### Goal
Find how many lines in the data below mention "text". Give the number only.

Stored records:
[START]
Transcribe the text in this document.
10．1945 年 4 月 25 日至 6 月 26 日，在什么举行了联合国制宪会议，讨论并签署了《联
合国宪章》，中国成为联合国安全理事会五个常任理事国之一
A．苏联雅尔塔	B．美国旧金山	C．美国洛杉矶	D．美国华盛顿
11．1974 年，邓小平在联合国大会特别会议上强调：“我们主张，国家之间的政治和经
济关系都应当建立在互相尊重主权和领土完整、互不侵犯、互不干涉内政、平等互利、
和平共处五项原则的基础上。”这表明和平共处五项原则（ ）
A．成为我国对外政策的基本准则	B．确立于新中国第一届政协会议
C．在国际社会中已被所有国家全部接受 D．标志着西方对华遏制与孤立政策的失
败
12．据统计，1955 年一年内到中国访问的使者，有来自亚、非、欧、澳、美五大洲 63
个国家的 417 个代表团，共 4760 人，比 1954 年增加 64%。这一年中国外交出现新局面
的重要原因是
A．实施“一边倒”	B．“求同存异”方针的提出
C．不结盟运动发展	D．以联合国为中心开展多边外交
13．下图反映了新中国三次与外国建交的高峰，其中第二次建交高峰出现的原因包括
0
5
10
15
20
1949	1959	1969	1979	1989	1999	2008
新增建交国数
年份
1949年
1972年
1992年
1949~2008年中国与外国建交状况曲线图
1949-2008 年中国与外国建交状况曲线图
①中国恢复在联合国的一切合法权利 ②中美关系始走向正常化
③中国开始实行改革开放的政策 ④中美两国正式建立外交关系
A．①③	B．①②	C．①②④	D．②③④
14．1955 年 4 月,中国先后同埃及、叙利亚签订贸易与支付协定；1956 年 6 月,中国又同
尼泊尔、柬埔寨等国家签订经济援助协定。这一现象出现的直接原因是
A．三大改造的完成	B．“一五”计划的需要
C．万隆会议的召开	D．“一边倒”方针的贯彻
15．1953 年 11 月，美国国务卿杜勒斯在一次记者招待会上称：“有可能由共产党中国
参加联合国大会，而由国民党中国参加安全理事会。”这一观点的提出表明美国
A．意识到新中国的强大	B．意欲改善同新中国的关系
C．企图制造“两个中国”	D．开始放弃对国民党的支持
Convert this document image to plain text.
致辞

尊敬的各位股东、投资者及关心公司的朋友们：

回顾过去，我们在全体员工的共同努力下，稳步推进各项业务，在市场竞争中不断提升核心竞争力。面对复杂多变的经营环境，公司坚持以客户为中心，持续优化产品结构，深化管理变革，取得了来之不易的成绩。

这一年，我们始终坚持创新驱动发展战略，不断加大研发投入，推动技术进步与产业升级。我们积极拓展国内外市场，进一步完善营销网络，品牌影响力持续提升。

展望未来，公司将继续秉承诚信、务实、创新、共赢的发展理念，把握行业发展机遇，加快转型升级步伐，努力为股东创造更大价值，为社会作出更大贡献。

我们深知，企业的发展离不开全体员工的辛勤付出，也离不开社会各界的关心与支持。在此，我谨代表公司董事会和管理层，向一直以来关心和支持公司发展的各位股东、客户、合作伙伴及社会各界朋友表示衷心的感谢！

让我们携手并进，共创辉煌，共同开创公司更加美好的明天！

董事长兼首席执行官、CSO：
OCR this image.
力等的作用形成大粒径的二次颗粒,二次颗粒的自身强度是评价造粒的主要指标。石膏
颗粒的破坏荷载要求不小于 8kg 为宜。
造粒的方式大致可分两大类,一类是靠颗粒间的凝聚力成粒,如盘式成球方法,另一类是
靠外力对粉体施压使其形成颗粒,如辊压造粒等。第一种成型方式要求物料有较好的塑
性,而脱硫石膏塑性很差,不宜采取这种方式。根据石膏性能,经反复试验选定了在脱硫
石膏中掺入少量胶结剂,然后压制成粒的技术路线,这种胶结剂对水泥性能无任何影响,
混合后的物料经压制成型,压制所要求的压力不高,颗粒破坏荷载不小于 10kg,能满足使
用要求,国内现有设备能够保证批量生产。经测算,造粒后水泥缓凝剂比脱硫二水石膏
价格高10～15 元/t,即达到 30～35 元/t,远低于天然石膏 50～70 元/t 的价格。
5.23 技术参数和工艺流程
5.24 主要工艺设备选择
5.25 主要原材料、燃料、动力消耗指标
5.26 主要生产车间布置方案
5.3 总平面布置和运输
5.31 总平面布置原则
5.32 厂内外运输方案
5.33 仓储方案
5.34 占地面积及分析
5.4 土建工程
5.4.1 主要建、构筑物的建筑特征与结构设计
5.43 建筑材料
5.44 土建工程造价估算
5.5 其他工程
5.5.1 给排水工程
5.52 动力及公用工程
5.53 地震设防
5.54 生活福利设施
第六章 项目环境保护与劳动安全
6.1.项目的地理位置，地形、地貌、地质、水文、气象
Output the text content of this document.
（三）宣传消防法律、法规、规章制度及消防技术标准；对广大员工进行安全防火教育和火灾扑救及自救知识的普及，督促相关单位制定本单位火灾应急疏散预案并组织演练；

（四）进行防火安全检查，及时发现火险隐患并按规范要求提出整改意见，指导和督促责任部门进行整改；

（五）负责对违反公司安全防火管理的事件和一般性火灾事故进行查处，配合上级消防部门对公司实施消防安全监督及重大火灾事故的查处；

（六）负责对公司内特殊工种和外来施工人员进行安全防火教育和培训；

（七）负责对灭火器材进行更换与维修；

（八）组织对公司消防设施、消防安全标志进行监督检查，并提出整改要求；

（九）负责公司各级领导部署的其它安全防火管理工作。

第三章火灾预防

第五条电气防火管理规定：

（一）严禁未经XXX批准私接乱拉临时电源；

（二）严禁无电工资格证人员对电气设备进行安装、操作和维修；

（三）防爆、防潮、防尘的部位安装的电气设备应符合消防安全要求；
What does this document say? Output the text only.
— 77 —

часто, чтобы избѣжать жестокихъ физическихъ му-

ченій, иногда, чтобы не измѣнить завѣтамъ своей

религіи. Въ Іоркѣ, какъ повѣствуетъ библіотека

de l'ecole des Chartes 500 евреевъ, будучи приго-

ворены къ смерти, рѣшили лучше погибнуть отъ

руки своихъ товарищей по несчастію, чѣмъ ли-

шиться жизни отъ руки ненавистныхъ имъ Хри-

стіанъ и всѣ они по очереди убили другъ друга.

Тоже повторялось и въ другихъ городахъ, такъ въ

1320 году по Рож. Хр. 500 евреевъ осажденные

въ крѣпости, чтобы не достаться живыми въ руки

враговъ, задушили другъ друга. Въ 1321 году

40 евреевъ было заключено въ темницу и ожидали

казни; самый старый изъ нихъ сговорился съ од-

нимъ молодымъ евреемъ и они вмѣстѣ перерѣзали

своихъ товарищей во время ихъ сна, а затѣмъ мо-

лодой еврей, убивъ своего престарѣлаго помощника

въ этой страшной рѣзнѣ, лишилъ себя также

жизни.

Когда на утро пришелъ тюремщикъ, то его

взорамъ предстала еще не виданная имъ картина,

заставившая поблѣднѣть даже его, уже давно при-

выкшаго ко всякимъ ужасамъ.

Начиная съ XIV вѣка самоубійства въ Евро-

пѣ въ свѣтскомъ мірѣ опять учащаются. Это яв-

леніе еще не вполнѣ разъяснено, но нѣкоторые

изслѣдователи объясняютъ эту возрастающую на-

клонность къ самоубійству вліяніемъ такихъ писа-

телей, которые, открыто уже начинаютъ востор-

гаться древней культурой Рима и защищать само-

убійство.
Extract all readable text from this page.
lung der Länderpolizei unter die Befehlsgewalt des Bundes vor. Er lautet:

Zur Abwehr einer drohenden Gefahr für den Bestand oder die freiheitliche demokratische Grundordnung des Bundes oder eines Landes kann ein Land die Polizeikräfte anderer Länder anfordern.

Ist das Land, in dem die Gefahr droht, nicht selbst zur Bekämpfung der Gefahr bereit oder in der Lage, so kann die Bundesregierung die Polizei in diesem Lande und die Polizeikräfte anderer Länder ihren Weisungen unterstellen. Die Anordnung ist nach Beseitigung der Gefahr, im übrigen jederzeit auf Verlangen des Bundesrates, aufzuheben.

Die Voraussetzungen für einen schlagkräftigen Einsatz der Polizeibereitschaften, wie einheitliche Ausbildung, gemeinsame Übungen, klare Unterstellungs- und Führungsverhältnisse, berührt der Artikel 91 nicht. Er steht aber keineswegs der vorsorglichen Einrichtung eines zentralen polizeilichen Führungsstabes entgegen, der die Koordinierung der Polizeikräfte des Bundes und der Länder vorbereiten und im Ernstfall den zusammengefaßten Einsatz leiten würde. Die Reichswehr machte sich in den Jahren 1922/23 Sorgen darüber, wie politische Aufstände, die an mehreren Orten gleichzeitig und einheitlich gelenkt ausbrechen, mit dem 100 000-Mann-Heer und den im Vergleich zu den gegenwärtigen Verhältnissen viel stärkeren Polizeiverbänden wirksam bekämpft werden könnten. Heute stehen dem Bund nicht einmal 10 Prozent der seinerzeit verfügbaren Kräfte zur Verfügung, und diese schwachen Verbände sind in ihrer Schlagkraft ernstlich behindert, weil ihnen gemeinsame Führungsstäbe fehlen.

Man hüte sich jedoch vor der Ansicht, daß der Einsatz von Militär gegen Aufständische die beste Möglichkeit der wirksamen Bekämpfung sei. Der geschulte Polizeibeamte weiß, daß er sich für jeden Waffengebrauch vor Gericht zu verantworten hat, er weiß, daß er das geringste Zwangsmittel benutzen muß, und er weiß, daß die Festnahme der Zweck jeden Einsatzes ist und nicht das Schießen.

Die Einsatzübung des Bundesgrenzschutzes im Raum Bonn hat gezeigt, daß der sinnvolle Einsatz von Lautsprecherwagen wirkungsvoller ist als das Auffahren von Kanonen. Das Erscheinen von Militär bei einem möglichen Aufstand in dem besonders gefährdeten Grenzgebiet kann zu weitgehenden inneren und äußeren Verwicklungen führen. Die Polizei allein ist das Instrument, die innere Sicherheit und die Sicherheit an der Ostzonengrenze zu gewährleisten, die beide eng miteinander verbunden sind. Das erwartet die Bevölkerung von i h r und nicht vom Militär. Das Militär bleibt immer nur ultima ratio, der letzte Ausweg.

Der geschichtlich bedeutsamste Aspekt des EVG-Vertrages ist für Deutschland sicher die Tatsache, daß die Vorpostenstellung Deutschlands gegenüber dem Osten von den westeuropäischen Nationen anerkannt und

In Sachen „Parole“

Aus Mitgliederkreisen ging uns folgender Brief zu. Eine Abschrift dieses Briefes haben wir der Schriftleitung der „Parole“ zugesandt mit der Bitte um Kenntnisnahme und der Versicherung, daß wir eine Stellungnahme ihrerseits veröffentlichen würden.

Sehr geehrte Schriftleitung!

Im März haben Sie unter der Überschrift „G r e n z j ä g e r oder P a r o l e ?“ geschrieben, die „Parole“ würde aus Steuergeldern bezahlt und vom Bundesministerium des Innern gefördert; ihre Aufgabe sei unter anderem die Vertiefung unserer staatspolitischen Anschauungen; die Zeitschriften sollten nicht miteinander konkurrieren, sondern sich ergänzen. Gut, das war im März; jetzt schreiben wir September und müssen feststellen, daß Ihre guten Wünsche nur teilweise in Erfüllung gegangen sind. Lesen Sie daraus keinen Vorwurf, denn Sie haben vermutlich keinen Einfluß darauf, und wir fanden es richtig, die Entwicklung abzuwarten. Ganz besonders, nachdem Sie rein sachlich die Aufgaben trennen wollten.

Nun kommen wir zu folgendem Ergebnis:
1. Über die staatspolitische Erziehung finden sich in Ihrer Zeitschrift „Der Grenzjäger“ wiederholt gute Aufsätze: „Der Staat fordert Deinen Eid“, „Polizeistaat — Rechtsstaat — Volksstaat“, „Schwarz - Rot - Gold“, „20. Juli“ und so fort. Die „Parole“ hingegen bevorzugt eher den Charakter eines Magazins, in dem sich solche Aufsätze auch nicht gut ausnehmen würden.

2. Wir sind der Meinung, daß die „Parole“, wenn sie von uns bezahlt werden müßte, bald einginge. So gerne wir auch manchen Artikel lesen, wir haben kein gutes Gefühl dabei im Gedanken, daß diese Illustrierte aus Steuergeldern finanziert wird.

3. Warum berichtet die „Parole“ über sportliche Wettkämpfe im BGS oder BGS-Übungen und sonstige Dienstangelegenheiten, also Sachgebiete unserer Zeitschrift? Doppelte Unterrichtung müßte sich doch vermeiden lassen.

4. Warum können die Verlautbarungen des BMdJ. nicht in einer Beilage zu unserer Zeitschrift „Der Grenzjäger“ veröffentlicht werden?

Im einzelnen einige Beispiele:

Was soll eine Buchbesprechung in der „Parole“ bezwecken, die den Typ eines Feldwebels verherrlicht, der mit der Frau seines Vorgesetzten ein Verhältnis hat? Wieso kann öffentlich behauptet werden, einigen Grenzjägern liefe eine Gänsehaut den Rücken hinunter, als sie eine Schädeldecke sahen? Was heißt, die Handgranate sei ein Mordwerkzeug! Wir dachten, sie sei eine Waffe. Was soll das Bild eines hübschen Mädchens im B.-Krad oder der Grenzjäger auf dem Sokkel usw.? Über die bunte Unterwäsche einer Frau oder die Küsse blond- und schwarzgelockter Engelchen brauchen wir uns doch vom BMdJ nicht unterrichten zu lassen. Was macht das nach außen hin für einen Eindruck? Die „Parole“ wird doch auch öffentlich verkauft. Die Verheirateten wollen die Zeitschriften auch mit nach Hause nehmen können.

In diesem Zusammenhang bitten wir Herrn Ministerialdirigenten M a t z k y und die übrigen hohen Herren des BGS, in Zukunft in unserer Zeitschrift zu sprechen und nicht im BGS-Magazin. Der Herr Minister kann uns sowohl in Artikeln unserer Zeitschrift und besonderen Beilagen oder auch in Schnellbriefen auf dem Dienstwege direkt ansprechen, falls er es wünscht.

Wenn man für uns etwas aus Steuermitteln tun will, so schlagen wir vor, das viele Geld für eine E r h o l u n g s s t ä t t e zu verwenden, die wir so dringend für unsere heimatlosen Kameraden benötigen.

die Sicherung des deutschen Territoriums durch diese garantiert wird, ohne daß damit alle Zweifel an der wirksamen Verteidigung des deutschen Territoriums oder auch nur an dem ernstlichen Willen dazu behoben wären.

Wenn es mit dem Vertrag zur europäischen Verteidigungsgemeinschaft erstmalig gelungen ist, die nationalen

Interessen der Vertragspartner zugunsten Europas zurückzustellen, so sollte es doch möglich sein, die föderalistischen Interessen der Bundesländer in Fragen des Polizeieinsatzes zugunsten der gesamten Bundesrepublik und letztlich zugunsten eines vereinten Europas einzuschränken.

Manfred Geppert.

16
[END]
### Complete output
5